Every entry below must be repeated exactly; skip the pictures.

--- start of DATA EXCERPTS ---

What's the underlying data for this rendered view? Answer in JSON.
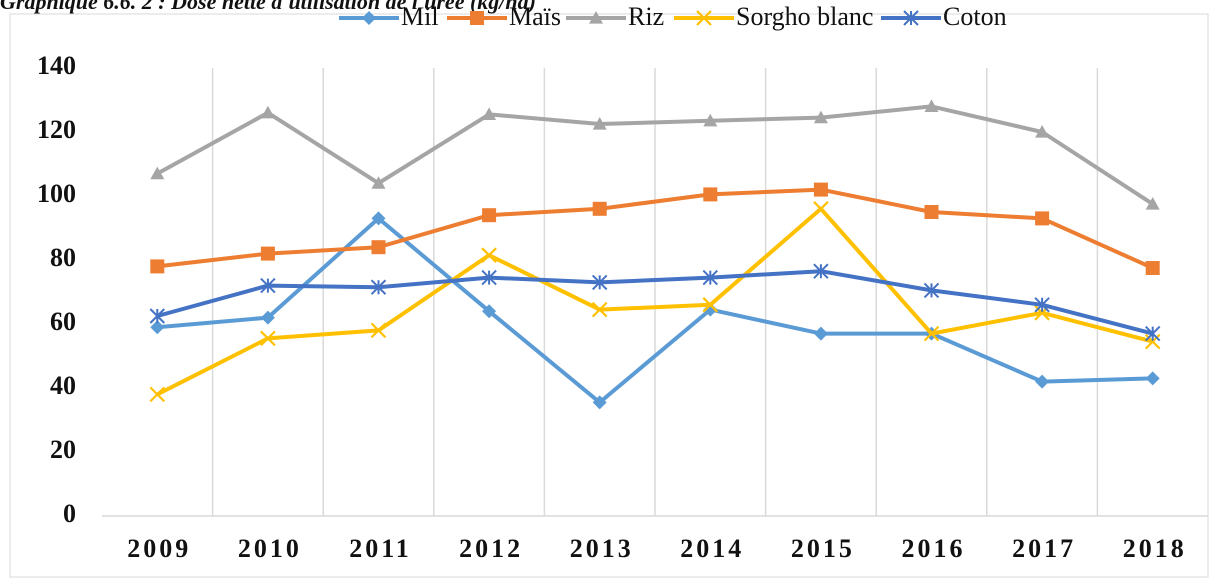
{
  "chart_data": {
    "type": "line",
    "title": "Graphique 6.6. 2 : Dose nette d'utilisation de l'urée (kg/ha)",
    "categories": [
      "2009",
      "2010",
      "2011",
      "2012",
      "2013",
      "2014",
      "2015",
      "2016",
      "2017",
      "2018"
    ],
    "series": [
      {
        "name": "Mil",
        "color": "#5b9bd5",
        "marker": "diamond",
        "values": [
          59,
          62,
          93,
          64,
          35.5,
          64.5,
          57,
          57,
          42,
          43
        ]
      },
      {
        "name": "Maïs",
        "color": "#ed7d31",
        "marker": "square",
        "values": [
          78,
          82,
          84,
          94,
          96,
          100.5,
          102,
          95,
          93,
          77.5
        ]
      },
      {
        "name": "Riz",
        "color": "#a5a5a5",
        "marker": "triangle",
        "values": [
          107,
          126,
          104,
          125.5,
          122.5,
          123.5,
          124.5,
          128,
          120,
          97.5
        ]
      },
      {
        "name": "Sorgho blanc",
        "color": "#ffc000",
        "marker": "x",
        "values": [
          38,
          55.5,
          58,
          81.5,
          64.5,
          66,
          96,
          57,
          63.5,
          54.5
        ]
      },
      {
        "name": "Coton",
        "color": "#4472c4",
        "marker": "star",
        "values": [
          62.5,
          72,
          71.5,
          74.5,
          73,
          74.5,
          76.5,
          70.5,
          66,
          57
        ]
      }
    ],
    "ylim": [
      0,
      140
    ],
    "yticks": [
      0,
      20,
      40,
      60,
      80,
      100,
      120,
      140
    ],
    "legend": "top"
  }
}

--- end of DATA EXCERPTS ---

• **RESPONSE**:
What's the underlying data for this rendered view? Answer in JSON.
{
  "chart_data": {
    "type": "line",
    "title": "Graphique 6.6. 2 : Dose nette d'utilisation de l'urée (kg/ha)",
    "categories": [
      "2009",
      "2010",
      "2011",
      "2012",
      "2013",
      "2014",
      "2015",
      "2016",
      "2017",
      "2018"
    ],
    "series": [
      {
        "name": "Mil",
        "color": "#5b9bd5",
        "marker": "diamond",
        "values": [
          59,
          62,
          93,
          64,
          35.5,
          64.5,
          57,
          57,
          42,
          43
        ]
      },
      {
        "name": "Maïs",
        "color": "#ed7d31",
        "marker": "square",
        "values": [
          78,
          82,
          84,
          94,
          96,
          100.5,
          102,
          95,
          93,
          77.5
        ]
      },
      {
        "name": "Riz",
        "color": "#a5a5a5",
        "marker": "triangle",
        "values": [
          107,
          126,
          104,
          125.5,
          122.5,
          123.5,
          124.5,
          128,
          120,
          97.5
        ]
      },
      {
        "name": "Sorgho blanc",
        "color": "#ffc000",
        "marker": "x",
        "values": [
          38,
          55.5,
          58,
          81.5,
          64.5,
          66,
          96,
          57,
          63.5,
          54.5
        ]
      },
      {
        "name": "Coton",
        "color": "#4472c4",
        "marker": "star",
        "values": [
          62.5,
          72,
          71.5,
          74.5,
          73,
          74.5,
          76.5,
          70.5,
          66,
          57
        ]
      }
    ],
    "ylim": [
      0,
      140
    ],
    "yticks": [
      0,
      20,
      40,
      60,
      80,
      100,
      120,
      140
    ],
    "legend": "top"
  }
}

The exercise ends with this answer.